§ TEXT SEGMENT
◆ ◆ ◆ ◆ ◆
Every real action — extract, match, price, validate, write, escalate — is a typed tool with a Zod schema. The model never touches the database directly; it composes these tools, and each one is bound to the tenant making the request.
EDI · PDF (text + vision) · CSV · Excel · email · voice
SKU match · fuzzy match · catalog search · status
match by domain · search · details · order history
create · add line items · validate · confirm · cancel
calculate · validate against catalog · price sheets
raise typed escalations · log every decision
parse X12 · generate 810 invoice · fetch content
The agent runs as a Hono service that the Laravel app calls over an authenticated endpoint when an order arrives. It reads and writes catalog, customer, and order data through a typed API client, and talks to a dedicated EDI service for X12 parsing and 810 invoice generation. I rewrote the whole thing from an earlier Python version into this typed, tool-first TypeScript design.
Automating order entry is easy until it's wrong. The work that made this safe to run on real orders is all about transparency and knowing where the line is.
Instead of guessing, the agent raises one of a dozen typed escalations — unknown product, price mismatch, customer not found, cancellation requested — each with a priority. Edge cases land in a human's queue instead of becoming bad orders.
Extracted values carry source spans — character offsets in text, and pixel bounding boxes on PDFs — so the review UI can highlight exactly where on the original document each number came from.
Customer match, product match, price validation, order creation — every step the agent takes is logged as a typed decision, so an operator can audit the whole chain of reasoning after the fact.
Each request builds its own tool set bound to the tenant; side effects (created order IDs, escalations, decisions) accumulate in capture buckets the response is assembled from — no shared global state between concurrent orders.
Built and validated against real customer documents from live B2B suppliers. I've kept the numbers here to what the system actually does rather than quoting an accuracy figure I can't stand behind out of context.
◆ ◆ ◆ ◆ ◆
§ LISTING
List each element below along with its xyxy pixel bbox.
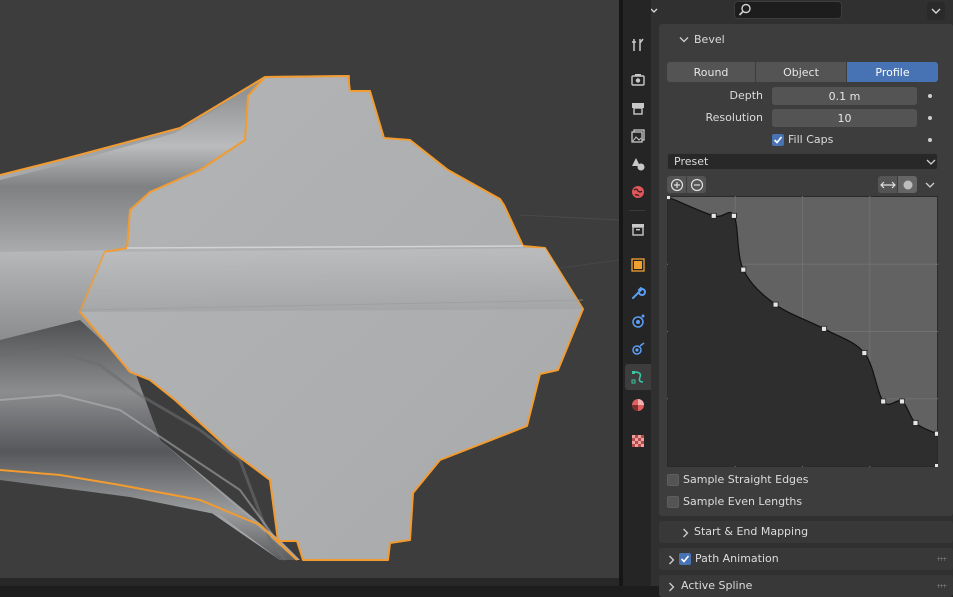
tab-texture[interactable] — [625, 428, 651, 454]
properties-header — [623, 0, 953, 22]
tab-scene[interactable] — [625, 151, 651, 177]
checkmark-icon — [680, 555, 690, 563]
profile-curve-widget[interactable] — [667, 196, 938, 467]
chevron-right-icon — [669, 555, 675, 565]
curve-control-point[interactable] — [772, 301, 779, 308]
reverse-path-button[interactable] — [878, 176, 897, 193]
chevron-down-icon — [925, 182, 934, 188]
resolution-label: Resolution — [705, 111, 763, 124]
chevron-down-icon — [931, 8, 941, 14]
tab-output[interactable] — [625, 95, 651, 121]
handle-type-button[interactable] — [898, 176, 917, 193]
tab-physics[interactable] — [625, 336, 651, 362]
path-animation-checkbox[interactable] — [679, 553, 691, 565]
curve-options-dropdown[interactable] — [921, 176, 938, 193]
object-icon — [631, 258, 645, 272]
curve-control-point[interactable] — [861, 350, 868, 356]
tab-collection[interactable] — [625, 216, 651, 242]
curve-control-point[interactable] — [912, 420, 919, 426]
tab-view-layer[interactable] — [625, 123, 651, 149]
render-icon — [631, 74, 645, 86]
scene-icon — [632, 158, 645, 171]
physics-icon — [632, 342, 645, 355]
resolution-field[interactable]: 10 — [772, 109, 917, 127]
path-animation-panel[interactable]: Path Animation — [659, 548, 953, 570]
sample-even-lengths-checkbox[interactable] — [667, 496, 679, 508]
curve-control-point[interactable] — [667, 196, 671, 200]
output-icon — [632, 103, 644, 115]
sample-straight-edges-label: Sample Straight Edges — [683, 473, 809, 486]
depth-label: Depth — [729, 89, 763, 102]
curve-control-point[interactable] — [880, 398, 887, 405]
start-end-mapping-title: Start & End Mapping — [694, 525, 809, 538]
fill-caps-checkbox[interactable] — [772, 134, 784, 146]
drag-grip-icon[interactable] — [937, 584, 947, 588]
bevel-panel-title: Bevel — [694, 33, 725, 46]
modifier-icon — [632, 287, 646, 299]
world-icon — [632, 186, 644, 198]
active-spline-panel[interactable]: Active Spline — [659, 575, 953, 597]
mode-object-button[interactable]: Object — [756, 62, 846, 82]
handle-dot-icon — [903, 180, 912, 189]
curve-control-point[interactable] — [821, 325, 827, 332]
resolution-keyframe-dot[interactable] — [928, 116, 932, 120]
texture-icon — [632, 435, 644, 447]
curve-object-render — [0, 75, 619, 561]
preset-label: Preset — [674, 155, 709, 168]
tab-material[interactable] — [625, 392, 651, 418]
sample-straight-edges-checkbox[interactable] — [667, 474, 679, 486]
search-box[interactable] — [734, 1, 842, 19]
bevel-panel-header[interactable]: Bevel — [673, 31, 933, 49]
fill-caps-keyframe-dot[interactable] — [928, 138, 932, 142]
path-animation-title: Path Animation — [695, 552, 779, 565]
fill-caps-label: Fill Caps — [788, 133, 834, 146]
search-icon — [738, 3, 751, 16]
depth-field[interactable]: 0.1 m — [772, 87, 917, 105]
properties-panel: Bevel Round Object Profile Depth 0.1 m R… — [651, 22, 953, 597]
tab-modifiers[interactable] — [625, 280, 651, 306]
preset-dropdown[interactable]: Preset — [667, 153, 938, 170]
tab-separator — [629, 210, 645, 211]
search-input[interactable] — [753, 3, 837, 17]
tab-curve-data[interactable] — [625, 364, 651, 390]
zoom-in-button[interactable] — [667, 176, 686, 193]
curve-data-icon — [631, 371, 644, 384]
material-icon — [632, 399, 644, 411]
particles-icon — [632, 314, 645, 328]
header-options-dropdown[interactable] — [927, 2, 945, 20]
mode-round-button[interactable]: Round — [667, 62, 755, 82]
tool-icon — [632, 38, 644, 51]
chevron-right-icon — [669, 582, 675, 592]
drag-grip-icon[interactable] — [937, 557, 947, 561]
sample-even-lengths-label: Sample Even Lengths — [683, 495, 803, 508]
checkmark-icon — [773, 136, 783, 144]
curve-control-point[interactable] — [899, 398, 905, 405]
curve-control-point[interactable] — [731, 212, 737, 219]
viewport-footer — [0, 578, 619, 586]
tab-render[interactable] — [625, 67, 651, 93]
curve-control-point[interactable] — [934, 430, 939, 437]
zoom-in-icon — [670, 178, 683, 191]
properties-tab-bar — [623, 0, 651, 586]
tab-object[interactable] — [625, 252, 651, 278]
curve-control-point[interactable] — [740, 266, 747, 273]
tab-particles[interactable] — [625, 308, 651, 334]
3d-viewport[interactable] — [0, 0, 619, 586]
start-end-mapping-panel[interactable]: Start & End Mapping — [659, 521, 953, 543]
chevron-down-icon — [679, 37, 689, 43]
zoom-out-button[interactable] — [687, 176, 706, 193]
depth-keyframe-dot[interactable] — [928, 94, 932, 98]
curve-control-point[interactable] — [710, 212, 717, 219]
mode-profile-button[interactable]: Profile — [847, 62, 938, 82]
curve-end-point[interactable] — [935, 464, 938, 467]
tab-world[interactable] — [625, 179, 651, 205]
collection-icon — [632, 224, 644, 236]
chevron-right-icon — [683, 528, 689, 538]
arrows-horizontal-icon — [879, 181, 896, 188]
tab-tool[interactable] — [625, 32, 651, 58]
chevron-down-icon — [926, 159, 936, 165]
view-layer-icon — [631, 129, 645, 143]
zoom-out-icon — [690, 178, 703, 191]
◆ ◆ ◆ ◆ ◆
§ YOUR TASK
Name every action that the first sentence of the order-entry agent text describes as a typed tool with a Zod schema.

§ ANSWER BELOW
extract, match, price, validate, write, escalate